- **Given request**
Everything in the listing except the pictures should be written out exactly.

- **Material provided**
□ □ □ □ □ □ □
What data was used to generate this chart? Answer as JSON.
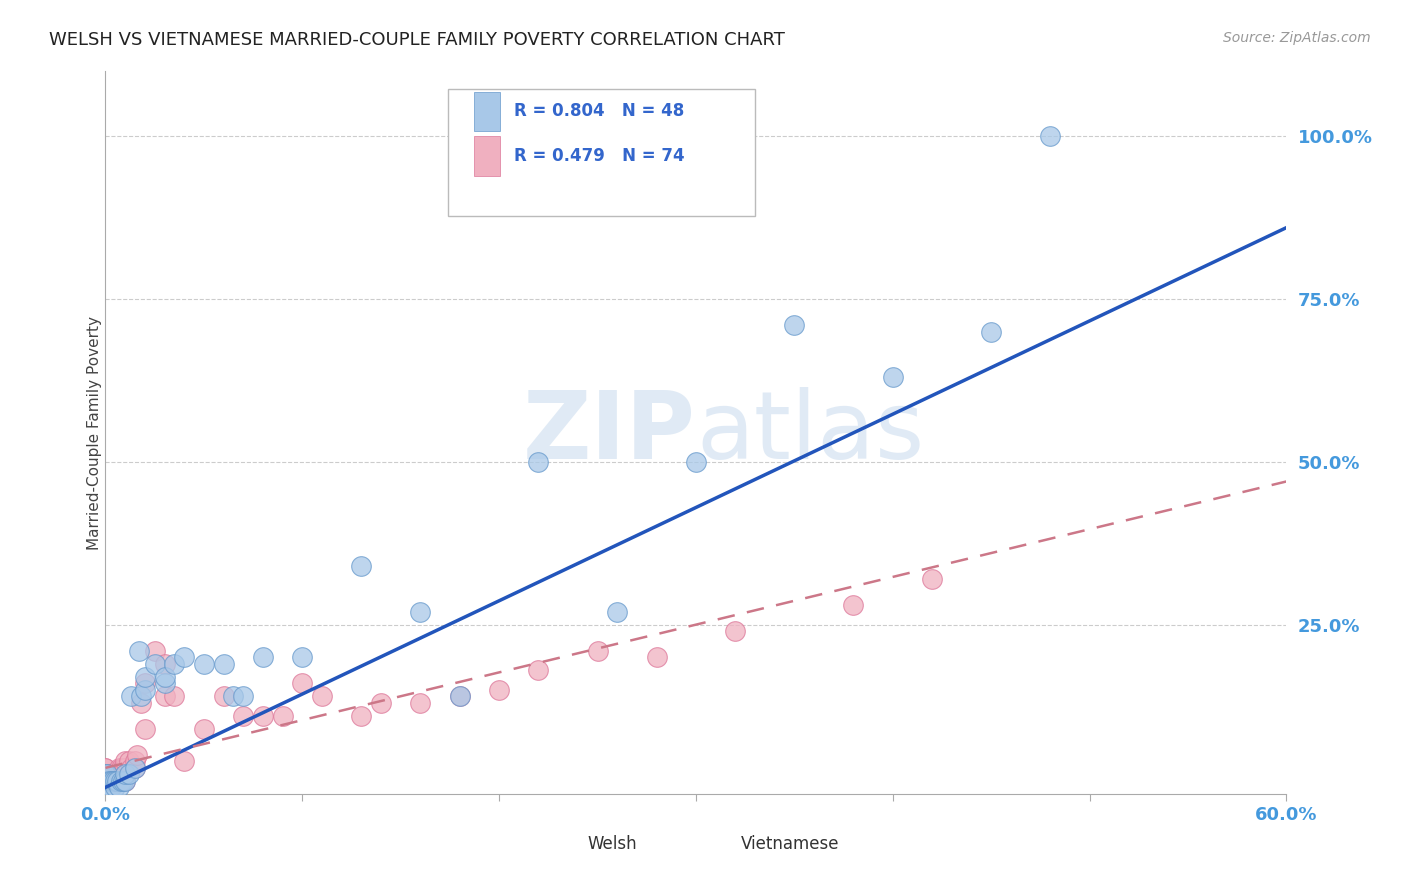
{
  "title": "WELSH VS VIETNAMESE MARRIED-COUPLE FAMILY POVERTY CORRELATION CHART",
  "source": "Source: ZipAtlas.com",
  "ylabel": "Married-Couple Family Poverty",
  "welsh_R": 0.804,
  "welsh_N": 48,
  "viet_R": 0.479,
  "viet_N": 74,
  "welsh_color": "#a8c8e8",
  "welsh_edge": "#6699cc",
  "viet_color": "#f0b0c0",
  "viet_edge": "#dd7799",
  "trend_blue": "#2255bb",
  "trend_pink": "#cc7788",
  "watermark_color": "#ccddef",
  "background_color": "#ffffff",
  "xlim": [
    0.0,
    0.6
  ],
  "ylim": [
    -0.01,
    1.1
  ],
  "welsh_x": [
    0.0,
    0.0,
    0.0,
    0.0,
    0.001,
    0.001,
    0.001,
    0.002,
    0.002,
    0.003,
    0.003,
    0.004,
    0.005,
    0.005,
    0.006,
    0.007,
    0.008,
    0.009,
    0.01,
    0.01,
    0.012,
    0.013,
    0.015,
    0.017,
    0.018,
    0.02,
    0.02,
    0.025,
    0.03,
    0.03,
    0.035,
    0.04,
    0.05,
    0.06,
    0.065,
    0.07,
    0.08,
    0.1,
    0.13,
    0.16,
    0.18,
    0.22,
    0.26,
    0.3,
    0.35,
    0.4,
    0.45,
    0.48
  ],
  "welsh_y": [
    0.0,
    0.005,
    0.01,
    0.02,
    0.0,
    0.01,
    0.02,
    0.0,
    0.01,
    0.0,
    0.01,
    0.01,
    0.0,
    0.01,
    0.01,
    0.0,
    0.01,
    0.01,
    0.01,
    0.02,
    0.02,
    0.14,
    0.03,
    0.21,
    0.14,
    0.15,
    0.17,
    0.19,
    0.16,
    0.17,
    0.19,
    0.2,
    0.19,
    0.19,
    0.14,
    0.14,
    0.2,
    0.2,
    0.34,
    0.27,
    0.14,
    0.5,
    0.27,
    0.5,
    0.71,
    0.63,
    0.7,
    1.0
  ],
  "viet_x": [
    0.0,
    0.0,
    0.0,
    0.0,
    0.0,
    0.0,
    0.0,
    0.0,
    0.001,
    0.001,
    0.001,
    0.001,
    0.001,
    0.001,
    0.002,
    0.002,
    0.002,
    0.002,
    0.002,
    0.003,
    0.003,
    0.003,
    0.003,
    0.004,
    0.004,
    0.004,
    0.005,
    0.005,
    0.005,
    0.005,
    0.006,
    0.006,
    0.007,
    0.007,
    0.007,
    0.008,
    0.008,
    0.009,
    0.009,
    0.01,
    0.01,
    0.01,
    0.01,
    0.012,
    0.013,
    0.015,
    0.015,
    0.016,
    0.018,
    0.02,
    0.02,
    0.025,
    0.03,
    0.03,
    0.035,
    0.04,
    0.05,
    0.06,
    0.07,
    0.08,
    0.09,
    0.1,
    0.11,
    0.13,
    0.14,
    0.16,
    0.18,
    0.2,
    0.22,
    0.25,
    0.28,
    0.32,
    0.38,
    0.42
  ],
  "viet_y": [
    0.0,
    0.0,
    0.01,
    0.01,
    0.02,
    0.02,
    0.03,
    0.03,
    0.0,
    0.0,
    0.01,
    0.01,
    0.02,
    0.02,
    0.0,
    0.01,
    0.01,
    0.02,
    0.02,
    0.0,
    0.01,
    0.01,
    0.02,
    0.01,
    0.02,
    0.02,
    0.01,
    0.01,
    0.02,
    0.02,
    0.01,
    0.02,
    0.01,
    0.02,
    0.03,
    0.02,
    0.03,
    0.02,
    0.03,
    0.01,
    0.02,
    0.03,
    0.04,
    0.04,
    0.03,
    0.04,
    0.03,
    0.05,
    0.13,
    0.09,
    0.16,
    0.21,
    0.14,
    0.19,
    0.14,
    0.04,
    0.09,
    0.14,
    0.11,
    0.11,
    0.11,
    0.16,
    0.14,
    0.11,
    0.13,
    0.13,
    0.14,
    0.15,
    0.18,
    0.21,
    0.2,
    0.24,
    0.28,
    0.32
  ],
  "welsh_line_x": [
    0.0,
    0.6
  ],
  "welsh_line_y": [
    0.0,
    0.86
  ],
  "viet_line_x": [
    0.0,
    0.6
  ],
  "viet_line_y": [
    0.03,
    0.47
  ]
}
□ □ □ □ □ □ □
- **Worked answer**
What data was used to generate this chart? Answer as JSON.
{
  "title": "WELSH VS VIETNAMESE MARRIED-COUPLE FAMILY POVERTY CORRELATION CHART",
  "source": "Source: ZipAtlas.com",
  "ylabel": "Married-Couple Family Poverty",
  "welsh_R": 0.804,
  "welsh_N": 48,
  "viet_R": 0.479,
  "viet_N": 74,
  "welsh_color": "#a8c8e8",
  "welsh_edge": "#6699cc",
  "viet_color": "#f0b0c0",
  "viet_edge": "#dd7799",
  "trend_blue": "#2255bb",
  "trend_pink": "#cc7788",
  "watermark_color": "#ccddef",
  "background_color": "#ffffff",
  "xlim": [
    0.0,
    0.6
  ],
  "ylim": [
    -0.01,
    1.1
  ],
  "welsh_x": [
    0.0,
    0.0,
    0.0,
    0.0,
    0.001,
    0.001,
    0.001,
    0.002,
    0.002,
    0.003,
    0.003,
    0.004,
    0.005,
    0.005,
    0.006,
    0.007,
    0.008,
    0.009,
    0.01,
    0.01,
    0.012,
    0.013,
    0.015,
    0.017,
    0.018,
    0.02,
    0.02,
    0.025,
    0.03,
    0.03,
    0.035,
    0.04,
    0.05,
    0.06,
    0.065,
    0.07,
    0.08,
    0.1,
    0.13,
    0.16,
    0.18,
    0.22,
    0.26,
    0.3,
    0.35,
    0.4,
    0.45,
    0.48
  ],
  "welsh_y": [
    0.0,
    0.005,
    0.01,
    0.02,
    0.0,
    0.01,
    0.02,
    0.0,
    0.01,
    0.0,
    0.01,
    0.01,
    0.0,
    0.01,
    0.01,
    0.0,
    0.01,
    0.01,
    0.01,
    0.02,
    0.02,
    0.14,
    0.03,
    0.21,
    0.14,
    0.15,
    0.17,
    0.19,
    0.16,
    0.17,
    0.19,
    0.2,
    0.19,
    0.19,
    0.14,
    0.14,
    0.2,
    0.2,
    0.34,
    0.27,
    0.14,
    0.5,
    0.27,
    0.5,
    0.71,
    0.63,
    0.7,
    1.0
  ],
  "viet_x": [
    0.0,
    0.0,
    0.0,
    0.0,
    0.0,
    0.0,
    0.0,
    0.0,
    0.001,
    0.001,
    0.001,
    0.001,
    0.001,
    0.001,
    0.002,
    0.002,
    0.002,
    0.002,
    0.002,
    0.003,
    0.003,
    0.003,
    0.003,
    0.004,
    0.004,
    0.004,
    0.005,
    0.005,
    0.005,
    0.005,
    0.006,
    0.006,
    0.007,
    0.007,
    0.007,
    0.008,
    0.008,
    0.009,
    0.009,
    0.01,
    0.01,
    0.01,
    0.01,
    0.012,
    0.013,
    0.015,
    0.015,
    0.016,
    0.018,
    0.02,
    0.02,
    0.025,
    0.03,
    0.03,
    0.035,
    0.04,
    0.05,
    0.06,
    0.07,
    0.08,
    0.09,
    0.1,
    0.11,
    0.13,
    0.14,
    0.16,
    0.18,
    0.2,
    0.22,
    0.25,
    0.28,
    0.32,
    0.38,
    0.42
  ],
  "viet_y": [
    0.0,
    0.0,
    0.01,
    0.01,
    0.02,
    0.02,
    0.03,
    0.03,
    0.0,
    0.0,
    0.01,
    0.01,
    0.02,
    0.02,
    0.0,
    0.01,
    0.01,
    0.02,
    0.02,
    0.0,
    0.01,
    0.01,
    0.02,
    0.01,
    0.02,
    0.02,
    0.01,
    0.01,
    0.02,
    0.02,
    0.01,
    0.02,
    0.01,
    0.02,
    0.03,
    0.02,
    0.03,
    0.02,
    0.03,
    0.01,
    0.02,
    0.03,
    0.04,
    0.04,
    0.03,
    0.04,
    0.03,
    0.05,
    0.13,
    0.09,
    0.16,
    0.21,
    0.14,
    0.19,
    0.14,
    0.04,
    0.09,
    0.14,
    0.11,
    0.11,
    0.11,
    0.16,
    0.14,
    0.11,
    0.13,
    0.13,
    0.14,
    0.15,
    0.18,
    0.21,
    0.2,
    0.24,
    0.28,
    0.32
  ],
  "welsh_line_x": [
    0.0,
    0.6
  ],
  "welsh_line_y": [
    0.0,
    0.86
  ],
  "viet_line_x": [
    0.0,
    0.6
  ],
  "viet_line_y": [
    0.03,
    0.47
  ]
}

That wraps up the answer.